### WORK REQUIRED
Copy every line of the data in which the word "нормативных" occurs.

[Dataset records]
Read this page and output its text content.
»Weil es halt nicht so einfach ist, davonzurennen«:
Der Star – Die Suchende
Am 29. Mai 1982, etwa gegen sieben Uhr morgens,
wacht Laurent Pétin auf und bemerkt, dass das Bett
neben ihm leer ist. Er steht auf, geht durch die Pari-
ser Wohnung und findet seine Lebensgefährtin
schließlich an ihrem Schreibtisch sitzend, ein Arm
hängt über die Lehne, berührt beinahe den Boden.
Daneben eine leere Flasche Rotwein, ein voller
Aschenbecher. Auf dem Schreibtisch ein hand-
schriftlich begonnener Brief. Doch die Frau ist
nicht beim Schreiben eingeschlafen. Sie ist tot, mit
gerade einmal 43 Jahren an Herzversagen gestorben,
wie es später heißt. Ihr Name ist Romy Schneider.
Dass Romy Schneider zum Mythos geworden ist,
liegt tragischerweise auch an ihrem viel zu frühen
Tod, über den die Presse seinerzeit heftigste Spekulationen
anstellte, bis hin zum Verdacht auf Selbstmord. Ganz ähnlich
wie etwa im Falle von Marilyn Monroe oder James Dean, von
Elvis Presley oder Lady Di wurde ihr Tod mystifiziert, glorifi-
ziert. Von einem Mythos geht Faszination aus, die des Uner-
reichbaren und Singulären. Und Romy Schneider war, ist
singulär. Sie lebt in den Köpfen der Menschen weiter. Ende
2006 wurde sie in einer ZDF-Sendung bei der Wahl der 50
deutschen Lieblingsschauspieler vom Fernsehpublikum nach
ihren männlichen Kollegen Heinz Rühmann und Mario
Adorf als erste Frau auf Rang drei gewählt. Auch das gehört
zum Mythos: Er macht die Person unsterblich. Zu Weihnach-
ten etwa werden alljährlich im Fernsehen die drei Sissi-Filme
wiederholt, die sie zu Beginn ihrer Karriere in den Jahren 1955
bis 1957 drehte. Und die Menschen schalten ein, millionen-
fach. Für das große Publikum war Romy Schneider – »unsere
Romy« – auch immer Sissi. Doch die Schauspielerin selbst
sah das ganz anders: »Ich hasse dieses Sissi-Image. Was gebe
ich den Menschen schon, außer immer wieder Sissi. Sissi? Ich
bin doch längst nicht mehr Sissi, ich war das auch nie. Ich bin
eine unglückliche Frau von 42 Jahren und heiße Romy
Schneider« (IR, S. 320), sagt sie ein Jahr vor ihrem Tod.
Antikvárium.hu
* * *
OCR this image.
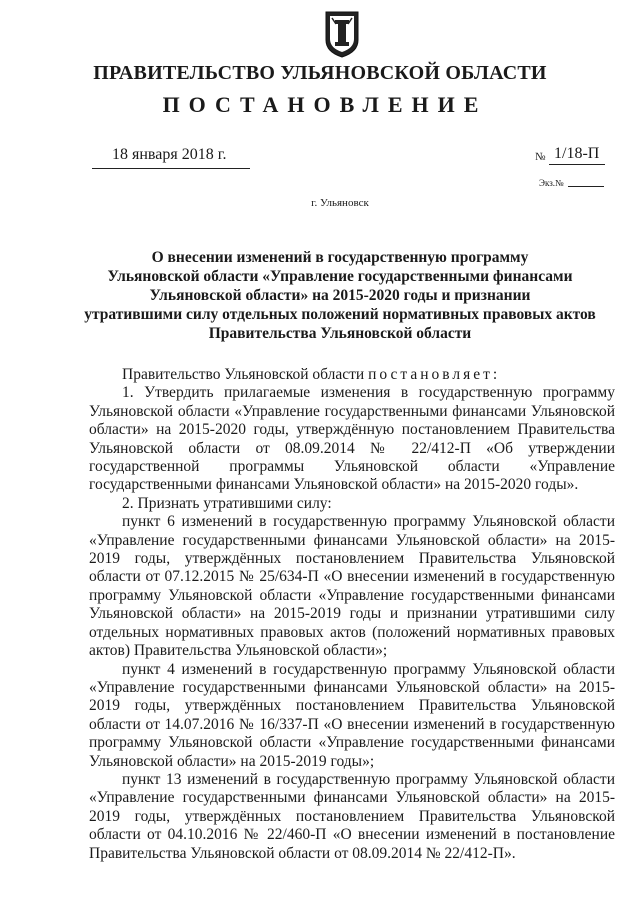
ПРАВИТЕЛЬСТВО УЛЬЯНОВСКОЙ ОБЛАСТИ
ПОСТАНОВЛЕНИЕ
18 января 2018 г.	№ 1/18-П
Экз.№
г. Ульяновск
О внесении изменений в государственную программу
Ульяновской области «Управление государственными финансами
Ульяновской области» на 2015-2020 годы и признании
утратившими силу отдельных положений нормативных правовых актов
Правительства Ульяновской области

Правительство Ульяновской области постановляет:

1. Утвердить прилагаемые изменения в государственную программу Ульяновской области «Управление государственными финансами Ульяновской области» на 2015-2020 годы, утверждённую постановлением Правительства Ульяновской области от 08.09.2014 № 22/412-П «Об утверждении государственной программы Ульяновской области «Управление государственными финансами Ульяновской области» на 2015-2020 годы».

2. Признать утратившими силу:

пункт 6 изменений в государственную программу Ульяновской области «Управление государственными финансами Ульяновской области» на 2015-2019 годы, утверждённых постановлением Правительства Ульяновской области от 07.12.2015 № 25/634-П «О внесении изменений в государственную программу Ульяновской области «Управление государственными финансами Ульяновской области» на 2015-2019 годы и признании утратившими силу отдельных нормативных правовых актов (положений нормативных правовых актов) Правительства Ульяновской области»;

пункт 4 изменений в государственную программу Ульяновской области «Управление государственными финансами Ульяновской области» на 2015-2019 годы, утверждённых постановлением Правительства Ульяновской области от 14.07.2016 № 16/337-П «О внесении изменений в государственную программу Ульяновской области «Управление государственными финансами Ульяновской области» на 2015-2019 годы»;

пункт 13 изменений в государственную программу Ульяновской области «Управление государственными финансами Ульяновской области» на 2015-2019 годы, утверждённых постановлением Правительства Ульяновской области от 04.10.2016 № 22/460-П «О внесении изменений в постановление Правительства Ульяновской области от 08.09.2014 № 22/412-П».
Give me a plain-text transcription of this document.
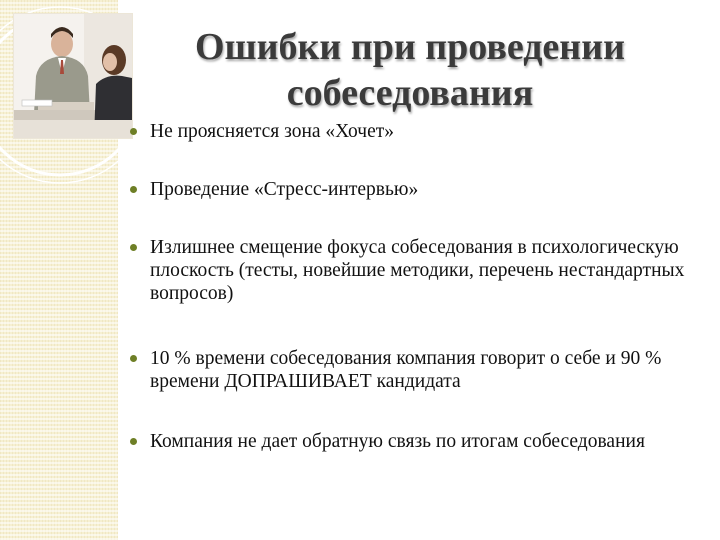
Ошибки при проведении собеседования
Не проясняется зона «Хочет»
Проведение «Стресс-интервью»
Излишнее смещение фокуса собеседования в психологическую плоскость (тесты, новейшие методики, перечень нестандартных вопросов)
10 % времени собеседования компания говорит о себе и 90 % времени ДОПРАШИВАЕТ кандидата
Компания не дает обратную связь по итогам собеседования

### SOLUTION FOR THIS TASK
утратившими силу отдельных положений нормативных правовых актов
пункт 6 изменений в государственную программу Ульяновской области «Управление государственными финансами Ульяновской области» на 2015-2019 годы, утверждённых постановлением Правительства Ульяновской области от 07.12.2015 № 25/634-П «О внесении изменений в государственную программу Ульяновской области «Управление государственными финансами Ульяновской области» на 2015-2019 годы и признании утратившими силу отдельных нормативных правовых актов (положений нормативных правовых актов) Правительства Ульяновской области»;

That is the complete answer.